Given problem:
In the listing below, locate the lines bearing the word "Appraiser". Copy every one of them.

Items listed in a dataset:
((

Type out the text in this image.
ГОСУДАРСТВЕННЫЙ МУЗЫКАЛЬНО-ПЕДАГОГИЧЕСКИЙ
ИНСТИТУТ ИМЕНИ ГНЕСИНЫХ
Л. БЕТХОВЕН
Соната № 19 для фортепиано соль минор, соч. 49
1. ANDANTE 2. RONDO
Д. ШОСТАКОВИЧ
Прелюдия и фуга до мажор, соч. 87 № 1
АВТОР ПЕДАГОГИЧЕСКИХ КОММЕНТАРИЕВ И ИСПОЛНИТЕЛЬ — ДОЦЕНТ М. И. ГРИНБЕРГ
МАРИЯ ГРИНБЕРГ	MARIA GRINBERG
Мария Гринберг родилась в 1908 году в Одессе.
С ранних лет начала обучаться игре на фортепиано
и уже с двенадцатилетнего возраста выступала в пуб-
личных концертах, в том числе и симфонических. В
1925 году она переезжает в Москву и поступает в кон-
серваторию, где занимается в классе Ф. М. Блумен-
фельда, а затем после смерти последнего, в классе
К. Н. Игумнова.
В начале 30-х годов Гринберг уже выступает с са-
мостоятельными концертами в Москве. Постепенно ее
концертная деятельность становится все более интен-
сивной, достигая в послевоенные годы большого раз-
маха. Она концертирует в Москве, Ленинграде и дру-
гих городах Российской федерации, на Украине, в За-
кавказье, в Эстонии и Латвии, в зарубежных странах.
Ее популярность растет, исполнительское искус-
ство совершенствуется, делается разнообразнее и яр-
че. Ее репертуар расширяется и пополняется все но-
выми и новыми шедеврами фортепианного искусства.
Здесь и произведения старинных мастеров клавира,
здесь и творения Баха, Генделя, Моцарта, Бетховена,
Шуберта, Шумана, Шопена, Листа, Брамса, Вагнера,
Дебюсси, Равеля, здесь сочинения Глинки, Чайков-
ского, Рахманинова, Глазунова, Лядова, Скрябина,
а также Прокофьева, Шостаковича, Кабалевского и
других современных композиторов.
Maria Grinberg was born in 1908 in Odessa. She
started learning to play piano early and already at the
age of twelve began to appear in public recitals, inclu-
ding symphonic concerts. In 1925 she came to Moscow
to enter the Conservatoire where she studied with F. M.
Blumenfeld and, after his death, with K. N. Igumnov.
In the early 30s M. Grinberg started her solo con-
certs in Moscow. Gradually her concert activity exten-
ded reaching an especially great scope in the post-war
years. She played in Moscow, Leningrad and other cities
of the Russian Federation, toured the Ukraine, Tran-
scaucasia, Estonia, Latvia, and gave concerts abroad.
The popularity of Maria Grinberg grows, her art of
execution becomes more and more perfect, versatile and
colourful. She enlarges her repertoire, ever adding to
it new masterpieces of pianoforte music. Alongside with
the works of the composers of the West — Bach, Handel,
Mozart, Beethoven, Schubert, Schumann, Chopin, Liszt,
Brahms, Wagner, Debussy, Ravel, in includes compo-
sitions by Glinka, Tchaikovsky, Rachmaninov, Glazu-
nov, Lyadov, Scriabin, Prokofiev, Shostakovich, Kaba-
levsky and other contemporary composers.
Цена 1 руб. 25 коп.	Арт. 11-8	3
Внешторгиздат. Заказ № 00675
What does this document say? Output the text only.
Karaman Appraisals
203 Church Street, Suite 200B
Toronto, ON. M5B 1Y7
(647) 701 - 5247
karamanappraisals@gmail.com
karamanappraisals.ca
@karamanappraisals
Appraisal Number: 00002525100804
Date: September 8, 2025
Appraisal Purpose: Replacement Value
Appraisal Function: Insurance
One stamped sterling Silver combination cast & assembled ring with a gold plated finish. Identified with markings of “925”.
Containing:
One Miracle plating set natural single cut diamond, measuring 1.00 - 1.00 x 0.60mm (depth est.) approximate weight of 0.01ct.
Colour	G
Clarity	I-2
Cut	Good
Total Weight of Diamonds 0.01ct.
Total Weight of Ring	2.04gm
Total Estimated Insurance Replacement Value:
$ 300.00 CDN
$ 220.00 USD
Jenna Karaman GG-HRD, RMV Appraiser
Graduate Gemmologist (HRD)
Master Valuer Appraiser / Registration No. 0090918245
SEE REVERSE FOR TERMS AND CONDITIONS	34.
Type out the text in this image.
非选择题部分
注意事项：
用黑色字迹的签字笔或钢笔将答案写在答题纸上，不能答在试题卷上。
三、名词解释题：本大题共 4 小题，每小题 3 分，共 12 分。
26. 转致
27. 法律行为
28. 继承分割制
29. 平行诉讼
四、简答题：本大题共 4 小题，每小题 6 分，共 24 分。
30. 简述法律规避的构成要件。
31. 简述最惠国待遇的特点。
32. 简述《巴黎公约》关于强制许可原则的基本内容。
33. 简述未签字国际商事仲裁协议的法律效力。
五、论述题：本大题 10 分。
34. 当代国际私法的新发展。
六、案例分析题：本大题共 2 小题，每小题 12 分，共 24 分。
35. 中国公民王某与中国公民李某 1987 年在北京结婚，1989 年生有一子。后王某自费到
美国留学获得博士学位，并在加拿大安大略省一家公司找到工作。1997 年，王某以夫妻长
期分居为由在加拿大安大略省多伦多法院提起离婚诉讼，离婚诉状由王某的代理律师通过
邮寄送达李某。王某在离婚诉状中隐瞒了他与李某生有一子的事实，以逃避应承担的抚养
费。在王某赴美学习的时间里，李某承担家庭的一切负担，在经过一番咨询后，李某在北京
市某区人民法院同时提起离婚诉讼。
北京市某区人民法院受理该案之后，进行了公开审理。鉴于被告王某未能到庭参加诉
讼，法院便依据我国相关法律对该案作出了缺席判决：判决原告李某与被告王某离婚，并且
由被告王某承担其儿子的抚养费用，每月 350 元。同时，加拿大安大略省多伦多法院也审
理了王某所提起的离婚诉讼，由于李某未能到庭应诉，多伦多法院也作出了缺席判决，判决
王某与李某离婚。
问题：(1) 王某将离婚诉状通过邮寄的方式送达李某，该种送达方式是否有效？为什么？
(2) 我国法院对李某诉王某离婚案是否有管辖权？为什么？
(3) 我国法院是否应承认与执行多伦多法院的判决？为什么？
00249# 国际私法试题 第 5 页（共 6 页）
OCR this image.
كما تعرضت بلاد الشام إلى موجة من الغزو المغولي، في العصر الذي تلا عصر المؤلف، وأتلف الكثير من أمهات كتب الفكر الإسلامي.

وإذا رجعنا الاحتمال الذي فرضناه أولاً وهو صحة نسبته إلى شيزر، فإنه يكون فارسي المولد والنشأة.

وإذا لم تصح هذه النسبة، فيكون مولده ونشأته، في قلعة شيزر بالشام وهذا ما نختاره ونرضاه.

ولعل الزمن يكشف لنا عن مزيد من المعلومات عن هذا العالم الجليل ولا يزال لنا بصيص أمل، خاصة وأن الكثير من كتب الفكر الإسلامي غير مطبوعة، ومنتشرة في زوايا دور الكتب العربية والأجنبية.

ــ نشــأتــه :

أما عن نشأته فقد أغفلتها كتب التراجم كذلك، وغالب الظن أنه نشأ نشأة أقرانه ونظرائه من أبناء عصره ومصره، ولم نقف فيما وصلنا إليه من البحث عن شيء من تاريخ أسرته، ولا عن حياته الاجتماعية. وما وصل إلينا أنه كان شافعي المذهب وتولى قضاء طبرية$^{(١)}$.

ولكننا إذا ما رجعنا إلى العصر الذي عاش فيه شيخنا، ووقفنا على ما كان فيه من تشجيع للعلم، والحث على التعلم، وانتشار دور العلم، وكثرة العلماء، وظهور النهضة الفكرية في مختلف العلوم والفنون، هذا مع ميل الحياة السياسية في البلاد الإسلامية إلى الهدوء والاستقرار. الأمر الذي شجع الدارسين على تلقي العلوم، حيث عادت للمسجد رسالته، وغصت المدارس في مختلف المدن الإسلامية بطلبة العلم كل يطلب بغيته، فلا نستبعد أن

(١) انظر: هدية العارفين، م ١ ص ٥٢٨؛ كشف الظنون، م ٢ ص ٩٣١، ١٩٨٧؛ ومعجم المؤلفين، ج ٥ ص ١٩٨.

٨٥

))

Reply:
Jenna Karaman GG-HRD, RMV Appraiser
Master Valuer Appraiser / Registration No. 0090918245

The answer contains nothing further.